### Set task:
Reproduce verbatim the lines beginning with the one containing "expense-card-label: Saídas xyxy=(838,232,914,258)" and continuing through the one containing "delete-trash-icon[interactable] xyxy=(1495,642,1513,664)", both included.

### Records provided:
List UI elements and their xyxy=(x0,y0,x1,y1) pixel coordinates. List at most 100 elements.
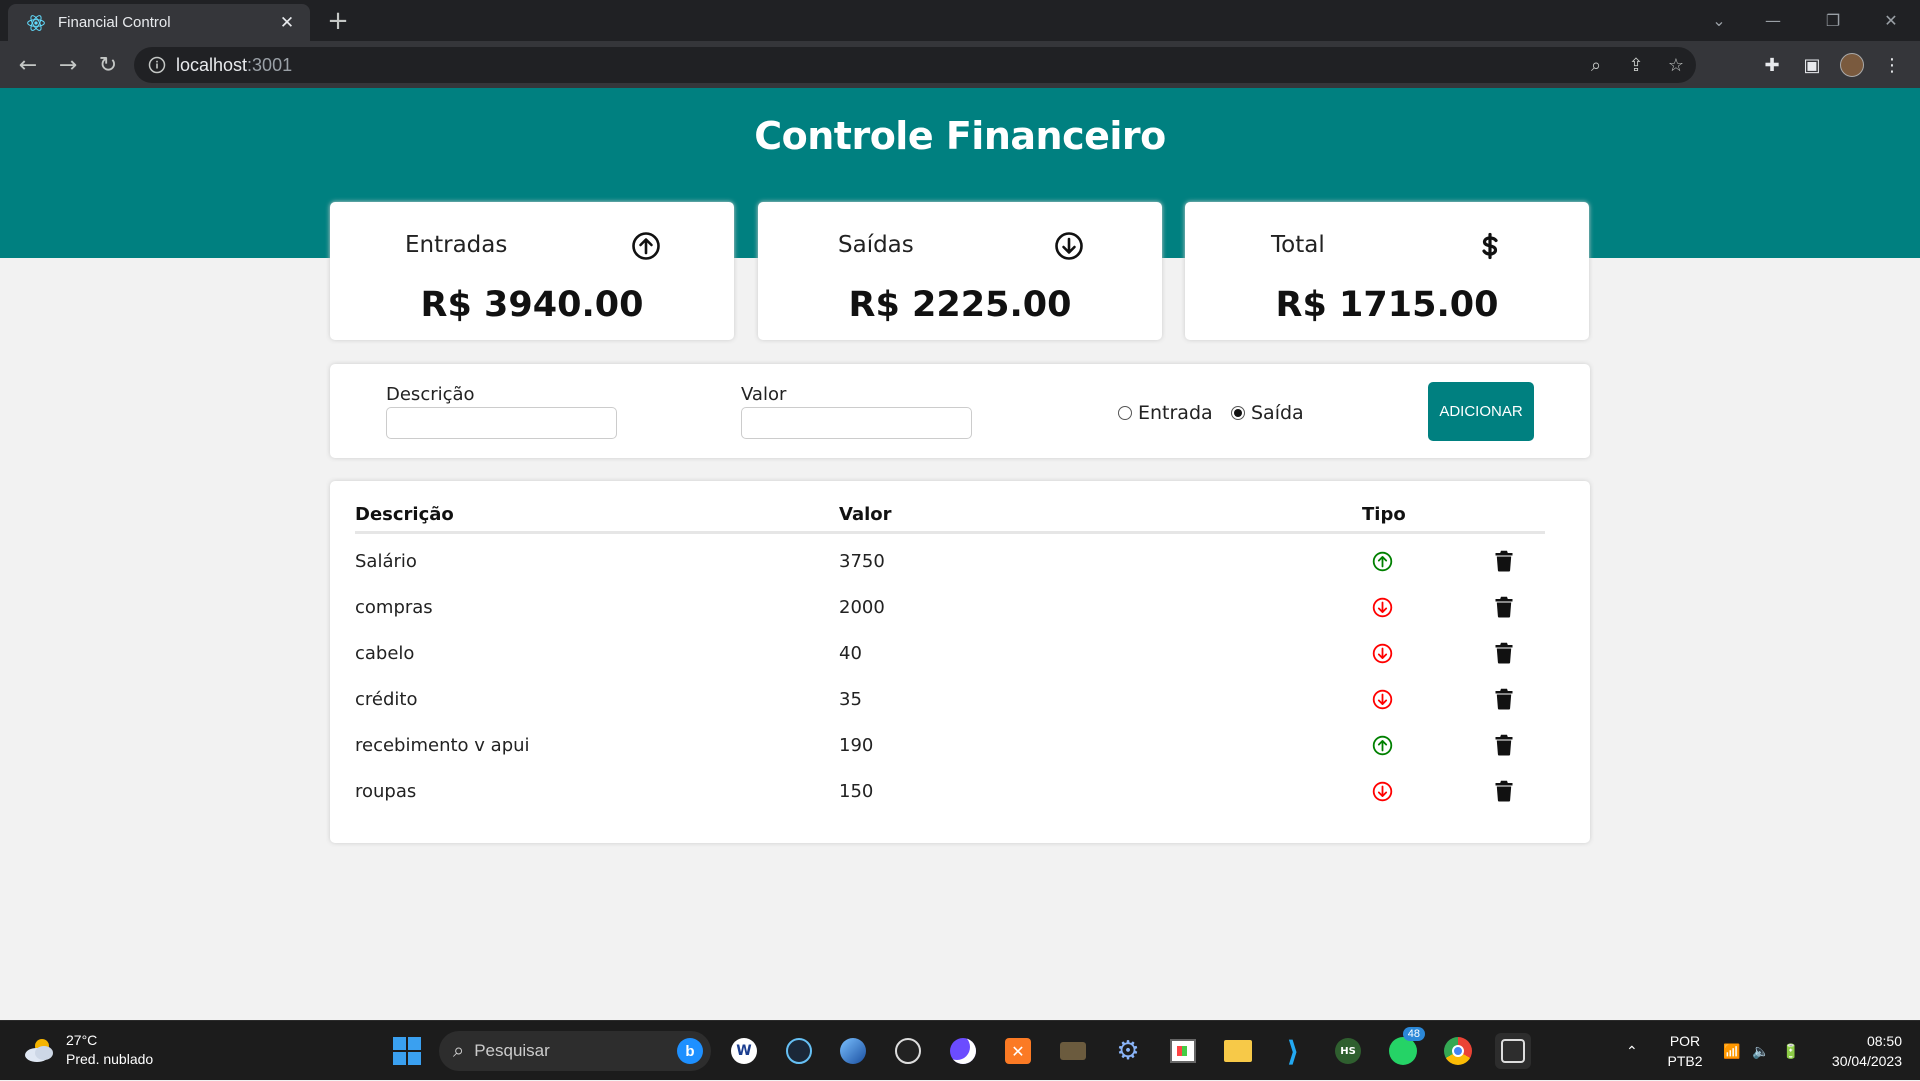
expense-card-label: Saídas xyxy=(838,232,914,258)
app-icon-writer[interactable]: W xyxy=(726,1033,762,1069)
arrow-down-circle-icon xyxy=(1055,232,1083,260)
language-indicator[interactable]: POR PTB2 xyxy=(1665,1031,1705,1071)
delete-trash-icon[interactable] xyxy=(1495,642,1513,664)
snipping-tool-icon[interactable] xyxy=(1495,1033,1531,1069)
whatsapp-icon[interactable]: 48 xyxy=(1385,1027,1425,1069)
side-panel-icon[interactable]: ▣ xyxy=(1796,49,1828,81)
table-row: compras 2000 xyxy=(330,585,1590,631)
dollar-icon xyxy=(1482,232,1498,260)
transactions-table: Descrição Valor Tipo Salário 3750 compras 2… xyxy=(330,481,1590,843)
row-description: crédito xyxy=(355,689,418,710)
app-icon-moon[interactable] xyxy=(945,1033,981,1069)
minimize-icon[interactable]: — xyxy=(1750,0,1796,41)
site-info-icon[interactable] xyxy=(148,56,166,74)
expense-card-value: R$ 2225.00 xyxy=(848,285,1072,325)
radio-income-circle[interactable] xyxy=(1118,406,1132,420)
app-icon-hs[interactable]: HS xyxy=(1330,1033,1366,1069)
app-page: Controle Financeiro Entradas R$ 3940.00 … xyxy=(0,88,1920,1020)
window-close-icon[interactable]: ✕ xyxy=(1868,0,1914,41)
amount-input[interactable] xyxy=(741,407,972,439)
expense-arrow-down-icon xyxy=(1372,689,1393,710)
app-icon-game[interactable] xyxy=(1055,1033,1091,1069)
table-row: roupas 150 xyxy=(330,769,1590,815)
wifi-icon[interactable]: 📶 xyxy=(1723,1021,1740,1081)
total-card: Total R$ 1715.00 xyxy=(1185,202,1589,340)
bookmark-star-icon[interactable]: ☆ xyxy=(1656,55,1696,76)
expense-arrow-down-icon xyxy=(1372,643,1393,664)
table-row: recebimento v apui 190 xyxy=(330,723,1590,769)
tray-overflow-icon[interactable]: ⌃ xyxy=(1626,1021,1638,1081)
radio-income[interactable]: Entrada xyxy=(1118,402,1213,424)
restore-icon[interactable]: ❐ xyxy=(1810,0,1856,41)
tab-close-icon[interactable]: ✕ xyxy=(276,13,298,33)
delete-trash-icon[interactable] xyxy=(1495,596,1513,618)
radio-expense[interactable]: Saída xyxy=(1231,402,1304,424)
row-value: 150 xyxy=(839,781,874,802)
extensions-icon[interactable]: ✚ xyxy=(1756,49,1788,81)
delete-trash-icon[interactable] xyxy=(1495,780,1513,802)
react-icon xyxy=(27,14,45,31)
column-header-type: Tipo xyxy=(1362,504,1406,525)
reload-icon[interactable]: ↻ xyxy=(92,49,124,81)
row-value: 2000 xyxy=(839,597,885,618)
settings-gear-icon[interactable]: ⚙ xyxy=(1110,1033,1146,1069)
income-arrow-up-icon xyxy=(1372,551,1393,572)
transaction-form: Descrição Valor Entrada Saída ADICIONAR xyxy=(330,364,1590,458)
tab-search-icon[interactable]: ⌄ xyxy=(1696,0,1742,41)
new-tab-icon[interactable]: + xyxy=(324,8,352,34)
app-icon-globe[interactable] xyxy=(835,1033,871,1069)
description-input[interactable] xyxy=(386,407,617,439)
profile-avatar[interactable] xyxy=(1836,49,1868,81)
xampp-icon[interactable]: ✕ xyxy=(1000,1033,1036,1069)
vscode-icon[interactable]: ⟩ xyxy=(1275,1033,1311,1069)
delete-trash-icon[interactable] xyxy=(1495,688,1513,710)
delete-trash-icon[interactable] xyxy=(1495,550,1513,572)
table-row: Salário 3750 xyxy=(330,539,1590,585)
income-card-label: Entradas xyxy=(405,232,508,258)
share-icon[interactable]: ⇪ xyxy=(1616,55,1656,76)
chrome-icon[interactable] xyxy=(1440,1033,1476,1069)
description-label: Descrição xyxy=(386,384,475,405)
address-bar[interactable]: localhost:3001 ⌕ ⇪ ☆ xyxy=(134,47,1696,83)
app-icon-window[interactable] xyxy=(1165,1033,1201,1069)
column-header-description: Descrição xyxy=(355,504,454,525)
amount-label: Valor xyxy=(741,384,787,405)
page-title: Controle Financeiro xyxy=(754,114,1166,158)
expense-arrow-down-icon xyxy=(1372,597,1393,618)
bing-icon[interactable]: b xyxy=(677,1038,703,1064)
taskbar-search[interactable]: ⌕ Pesquisar b xyxy=(439,1031,711,1071)
weather-widget[interactable]: 27°C Pred. nublado xyxy=(22,1031,153,1069)
cloudy-weather-icon xyxy=(25,1039,53,1062)
delete-trash-icon[interactable] xyxy=(1495,734,1513,756)
radio-expense-label: Saída xyxy=(1251,402,1304,424)
steam-icon[interactable] xyxy=(781,1033,817,1069)
menu-kebab-icon[interactable]: ⋮ xyxy=(1876,49,1908,81)
row-description: Salário xyxy=(355,551,417,572)
search-placeholder: Pesquisar xyxy=(474,1041,550,1060)
income-card: Entradas R$ 3940.00 xyxy=(330,202,734,340)
whatsapp-badge: 48 xyxy=(1402,1027,1425,1041)
file-explorer-icon[interactable] xyxy=(1220,1033,1256,1069)
weather-desc: Pred. nublado xyxy=(66,1051,154,1067)
system-clock[interactable]: 08:50 30/04/2023 xyxy=(1818,1031,1902,1071)
add-button[interactable]: ADICIONAR xyxy=(1428,382,1534,441)
row-description: cabelo xyxy=(355,643,415,664)
table-row: crédito 35 xyxy=(330,677,1590,723)
row-description: recebimento v apui xyxy=(355,735,530,756)
search-icon: ⌕ xyxy=(453,1039,465,1062)
forward-icon[interactable]: → xyxy=(52,49,84,81)
windows-start-icon[interactable] xyxy=(389,1033,425,1069)
browser-tab[interactable]: Financial Control ✕ xyxy=(8,4,310,41)
zoom-icon[interactable]: ⌕ xyxy=(1576,55,1616,76)
obs-icon[interactable] xyxy=(890,1033,926,1069)
expense-card: Saídas R$ 2225.00 xyxy=(758,202,1162,340)
volume-icon[interactable]: 🔈 xyxy=(1752,1021,1769,1081)
total-card-label: Total xyxy=(1271,232,1325,258)
row-value: 190 xyxy=(839,735,874,756)
table-row: cabelo 40 xyxy=(330,631,1590,677)
tab-title: Financial Control xyxy=(58,14,171,31)
battery-icon[interactable]: 🔋 xyxy=(1782,1021,1799,1081)
radio-expense-circle[interactable] xyxy=(1231,406,1245,420)
back-icon[interactable]: ← xyxy=(12,49,44,81)
row-value: 40 xyxy=(839,643,862,664)
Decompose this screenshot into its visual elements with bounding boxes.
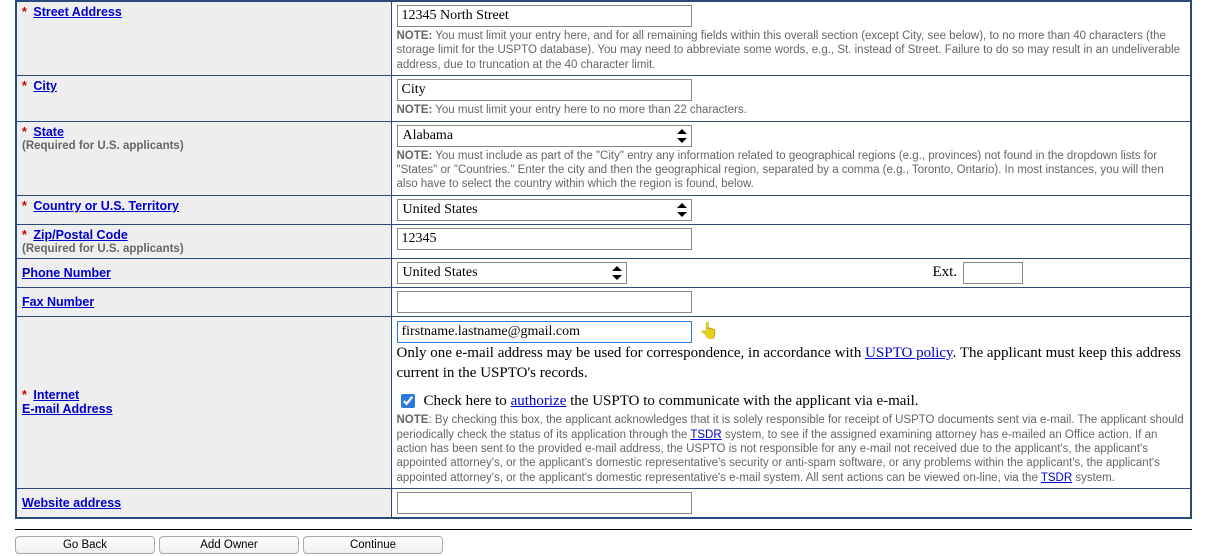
website-input[interactable] — [397, 492, 692, 514]
fax-link[interactable]: Fax Number — [22, 295, 94, 309]
zip-subnote: (Required for U.S. applicants) — [22, 243, 386, 255]
email-note: NOTE: By checking this box, the applican… — [397, 413, 1186, 485]
required-asterisk: * — [22, 5, 27, 19]
row-city: * City NOTE: You must limit your entry h… — [16, 76, 1191, 121]
note-text: You must include as part of the "City" e… — [397, 150, 1164, 191]
value-cell-phone: United States Ext. — [391, 258, 1191, 287]
label-cell-zip: * Zip/Postal Code (Required for U.S. app… — [16, 224, 391, 258]
value-cell-website — [391, 489, 1191, 519]
value-cell-email: 👆 Only one e-mail address may be used fo… — [391, 316, 1191, 488]
value-cell-zip — [391, 224, 1191, 258]
note-prefix: NOTE: — [397, 104, 433, 116]
tsdr-link-2[interactable]: TSDR — [1041, 472, 1072, 484]
phone-link[interactable]: Phone Number — [22, 266, 111, 280]
row-zip: * Zip/Postal Code (Required for U.S. app… — [16, 224, 1191, 258]
divider — [15, 529, 1192, 530]
label-cell-state: * State (Required for U.S. applicants) — [16, 121, 391, 195]
city-note: NOTE: You must limit your entry here to … — [397, 103, 1186, 117]
value-cell-state: Alabama NOTE: You must include as part o… — [391, 121, 1191, 195]
button-row: Go Back Add Owner Continue — [15, 536, 1192, 554]
note-prefix: NOTE: — [397, 150, 433, 162]
required-asterisk: * — [22, 228, 27, 242]
state-link[interactable]: State — [33, 125, 64, 139]
note-bold: NOTE — [397, 414, 429, 426]
required-asterisk: * — [22, 388, 27, 402]
uspto-policy-link[interactable]: USPTO policy — [865, 345, 953, 361]
zip-input[interactable] — [397, 228, 692, 250]
country-select[interactable]: United States — [397, 199, 692, 221]
row-phone: Phone Number United States Ext. — [16, 258, 1191, 287]
row-street: * Street Address NOTE: You must limit yo… — [16, 1, 1191, 76]
phone-country-select[interactable]: United States — [397, 262, 627, 284]
state-subnote: (Required for U.S. applicants) — [22, 140, 386, 152]
street-address-link[interactable]: Street Address — [33, 5, 121, 19]
label-cell-email: * Internet E-mail Address — [16, 316, 391, 488]
authorize-checkbox[interactable] — [401, 394, 415, 408]
tsdr-link-1[interactable]: TSDR — [690, 429, 721, 441]
country-link[interactable]: Country or U.S. Territory — [33, 199, 179, 213]
note-text: You must limit your entry here to no mor… — [435, 104, 747, 116]
internet-link[interactable]: Internet — [33, 388, 79, 402]
value-cell-country: United States — [391, 195, 1191, 224]
city-link[interactable]: City — [33, 79, 57, 93]
add-owner-button[interactable]: Add Owner — [159, 536, 299, 554]
hand-pointer-icon: 👆 — [699, 321, 719, 341]
phone-row-container: United States Ext. — [397, 262, 1186, 284]
required-asterisk: * — [22, 125, 27, 139]
required-asterisk: * — [22, 199, 27, 213]
row-fax: Fax Number — [16, 287, 1191, 316]
note-p3: system. — [1072, 472, 1115, 484]
note-prefix: NOTE: — [397, 30, 433, 42]
ext-label: Ext. — [933, 264, 958, 281]
authorize-label: Check here to authorize the USPTO to com… — [424, 393, 919, 410]
row-country: * Country or U.S. Territory United State… — [16, 195, 1191, 224]
email-address-link[interactable]: E-mail Address — [22, 402, 113, 416]
row-state: * State (Required for U.S. applicants) A… — [16, 121, 1191, 195]
continue-button[interactable]: Continue — [303, 536, 443, 554]
value-cell-city: NOTE: You must limit your entry here to … — [391, 76, 1191, 121]
address-form-table: * Street Address NOTE: You must limit yo… — [15, 0, 1192, 519]
row-email: * Internet E-mail Address 👆 Only one e-m… — [16, 316, 1191, 488]
label-cell-city: * City — [16, 76, 391, 121]
state-note: NOTE: You must include as part of the "C… — [397, 149, 1186, 192]
street-note: NOTE: You must limit your entry here, an… — [397, 29, 1186, 72]
go-back-button[interactable]: Go Back — [15, 536, 155, 554]
street-input[interactable] — [397, 5, 692, 27]
note-text: You must limit your entry here, and for … — [397, 30, 1181, 71]
label-cell-country: * Country or U.S. Territory — [16, 195, 391, 224]
value-cell-fax — [391, 287, 1191, 316]
ext-input[interactable] — [963, 262, 1023, 284]
website-link[interactable]: Website address — [22, 496, 121, 510]
authorize-link[interactable]: authorize — [511, 393, 567, 409]
check-prefix: Check here to — [424, 393, 511, 409]
city-input[interactable] — [397, 79, 692, 101]
zip-link[interactable]: Zip/Postal Code — [33, 228, 127, 242]
email-input[interactable] — [397, 321, 692, 343]
email-help-text: Only one e-mail address may be used for … — [397, 343, 1186, 384]
fax-input[interactable] — [397, 291, 692, 313]
authorize-checkbox-row: Check here to authorize the USPTO to com… — [397, 391, 1186, 411]
value-cell-street: NOTE: You must limit your entry here, an… — [391, 1, 1191, 76]
required-asterisk: * — [22, 79, 27, 93]
label-cell-website: Website address — [16, 489, 391, 519]
state-select[interactable]: Alabama — [397, 125, 692, 147]
label-cell-phone: Phone Number — [16, 258, 391, 287]
email-help-before: Only one e-mail address may be used for … — [397, 345, 866, 361]
label-cell-fax: Fax Number — [16, 287, 391, 316]
check-suffix: the USPTO to communicate with the applic… — [566, 393, 918, 409]
row-website: Website address — [16, 489, 1191, 519]
label-cell-street: * Street Address — [16, 1, 391, 76]
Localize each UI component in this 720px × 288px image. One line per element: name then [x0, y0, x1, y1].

### Result of this exercise:
expense-card-label: Saídas xyxy=(838,232,914,258)
app-icon-writer[interactable]: W xyxy=(726,1033,762,1069)
arrow-down-circle-icon xyxy=(1055,232,1083,260)
language-indicator[interactable]: POR PTB2 xyxy=(1665,1031,1705,1071)
delete-trash-icon[interactable] xyxy=(1495,642,1513,664)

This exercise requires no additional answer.